● **WRITTEN INSTRUCTION**
Output the lines of the entries below beginning at the one with "OCR this image." and ending with the last, exactly as written and without pictures.

[Collected data]
# # # #

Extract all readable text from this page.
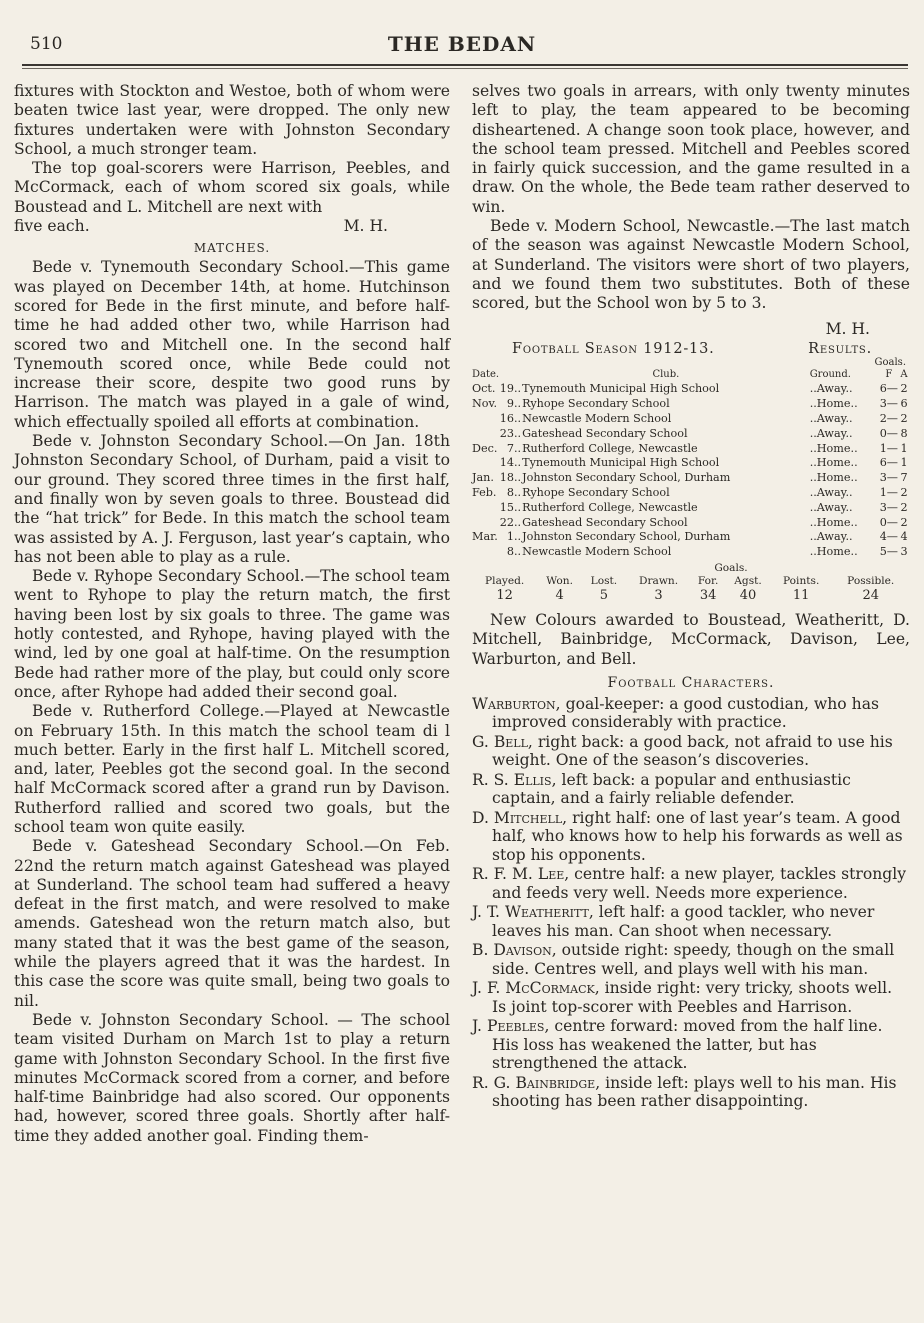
510	THE BEDAN

fixtures with Stockton and Westoe, both of whom were beaten twice last year, were dropped. The only new fixtures undertaken were with Johnston Secondary School, a much stronger team.

The top goal-scorers were Harrison, Peebles, and McCormack, each of whom scored six goals, while Boustead and L. Mitchell are next with

five each.	M. H.
MATCHES.

Bede v. Tynemouth Secondary School.—This game was played on December 14th, at home. Hutchinson scored for Bede in the first minute, and before half-time he had added other two, while Harrison had scored two and Mitchell one. In the second half Tynemouth scored once, while Bede could not increase their score, despite two good runs by Harrison. The match was played in a gale of wind, which effectually spoiled all efforts at combination.

Bede v. Johnston Secondary School.—On Jan. 18th Johnston Secondary School, of Durham, paid a visit to our ground. They scored three times in the first half, and finally won by seven goals to three. Boustead did the “hat trick” for Bede. In this match the school team was assisted by A. J. Ferguson, last year’s captain, who has not been able to play as a rule.

Bede v. Ryhope Secondary School.—The school team went to Ryhope to play the return match, the first having been lost by six goals to three. The game was hotly contested, and Ryhope, having played with the wind, led by one goal at half-time. On the resumption Bede had rather more of the play, but could only score once, after Ryhope had added their second goal.

Bede v. Rutherford College.—Played at Newcastle on February 15th. In this match the school team di l much better. Early in the first half L. Mitchell scored, and, later, Peebles got the second goal. In the second half McCormack scored after a grand run by Davison. Rutherford rallied and scored two goals, but the school team won quite easily.

Bede v. Gateshead Secondary School.—On Feb. 22nd the return match against Gateshead was played at Sunderland. The school team had suffered a heavy defeat in the first match, and were resolved to make amends. Gateshead won the return match also, but many stated that it was the best game of the season, while the players agreed that it was the hardest. In this case the score was quite small, being two goals to nil.

Bede v. Johnston Secondary School. — The school team visited Durham on March 1st to play a return game with Johnston Secondary School. In the first five minutes McCormack scored from a corner, and before half-time Bainbridge had also scored. Our opponents had, however, scored three goals. Shortly after half-time they added another goal. Finding them-

selves two goals in arrears, with only twenty minutes left to play, the team appeared to be becoming disheartened. A change soon took place, however, and the school team pressed. Mitchell and Peebles scored in fairly quick succession, and the game resulted in a draw. On the whole, the Bede team rather deserved to win.

Bede v. Modern School, Newcastle.—The last match of the season was against Newcastle Modern School, at Sunderland. The visitors were short of two players, and we found them two substitutes. Both of these scored, but the School won by 5 to 3.

M. H.
Football Season 1912-13.	Results.
Goals.
Date.		Club.	Ground.	F	A
Oct.	19..	Tynemouth Municipal High School	..Away..	6—	2
Nov.	9..	Ryhope Secondary School	..Home..	3—	6
	16..	Newcastle Modern School	..Away..	2—	2
	23..	Gateshead Secondary School	..Away..	0—	8
Dec.	7..	Rutherford College, Newcastle	..Home..	1—	1
	14..	Tynemouth Municipal High School	..Home..	6—	1
Jan.	18..	Johnston Secondary School, Durham	..Home..	3—	7
Feb.	8..	Ryhope Secondary School	..Away..	1—	2
	15..	Rutherford College, Newcastle	..Away..	3—	2
	22..	Gateshead Secondary School	..Home..	0—	2
Mar.	1..	Johnston Secondary School, Durham	..Away..	4—	4
	8..	Newcastle Modern School	..Home..	5—	3
				Goals.			
Played.	Won.	Lost.	Drawn.	For.	Agst.	Points.	Possible.
12	4	5	3	34	40	11	24

New Colours awarded to Boustead, Weatheritt, D. Mitchell, Bainbridge, McCormack, Davison, Lee, Warburton, and Bell.

Football Characters.

Warburton, goal-keeper: a good custodian, who has improved considerably with practice.

G. Bell, right back: a good back, not afraid to use his weight. One of the season’s discoveries.

R. S. Ellis, left back: a popular and enthusiastic captain, and a fairly reliable defender.

D. Mitchell, right half: one of last year’s team. A good half, who knows how to help his forwards as well as stop his opponents.

R. F. M. Lee, centre half: a new player, tackles strongly and feeds very well. Needs more experience.

J. T. Weatheritt, left half: a good tackler, who never leaves his man. Can shoot when necessary.

B. Davison, outside right: speedy, though on the small side. Centres well, and plays well with his man.

J. F. McCormack, inside right: very tricky, shoots well. Is joint top-scorer with Peebles and Harrison.

J. Peebles, centre forward: moved from the half line. His loss has weakened the latter, but has strengthened the attack.

R. G. Bainbridge, inside left: plays well to his man. His shooting has been rather disappointing.
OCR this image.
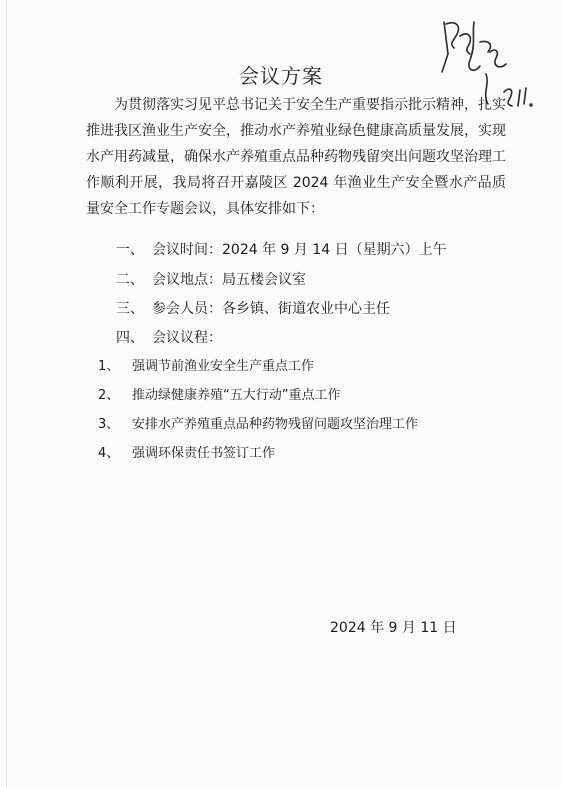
会议方案
为贯彻落实习见平总书记关于安全生产重要指示批示精神，扎实推进我区渔业生产安全，推动水产养殖业绿色健康高质量发展，实现水产用药减量，确保水产养殖重点品种药物残留突出问题攻坚治理工作顺利开展，我局将召开嘉陵区 2024 年渔业生产安全暨水产品质量安全工作专题会议，具体安排如下：
一、 会议时间：2024 年 9 月 14 日（星期六）上午
二、 会议地点：局五楼会议室
三、 参会人员：各乡镇、街道农业中心主任
四、 会议议程：
1、 强调节前渔业安全生产重点工作
2、 推动绿健康养殖“五大行动”重点工作
3、 安排水产养殖重点品种药物残留问题攻坚治理工作
4、 强调环保责任书签订工作
2024 年 9 月 11 日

# # # #

● **TASK OUTPUT**
OCR this image.
会议方案
为贯彻落实习见平总书记关于安全生产重要指示批示精神，扎实推进我区渔业生产安全，推动水产养殖业绿色健康高质量发展，实现水产用药减量，确保水产养殖重点品种药物残留突出问题攻坚治理工作顺利开展，我局将召开嘉陵区 2024 年渔业生产安全暨水产品质量安全工作专题会议，具体安排如下：
一、 会议时间：2024 年 9 月 14 日（星期六）上午
二、 会议地点：局五楼会议室
三、 参会人员：各乡镇、街道农业中心主任
四、 会议议程：
1、 强调节前渔业安全生产重点工作
2、 推动绿健康养殖“五大行动”重点工作
3、 安排水产养殖重点品种药物残留问题攻坚治理工作
4、 强调环保责任书签订工作
2024 年 9 月 11 日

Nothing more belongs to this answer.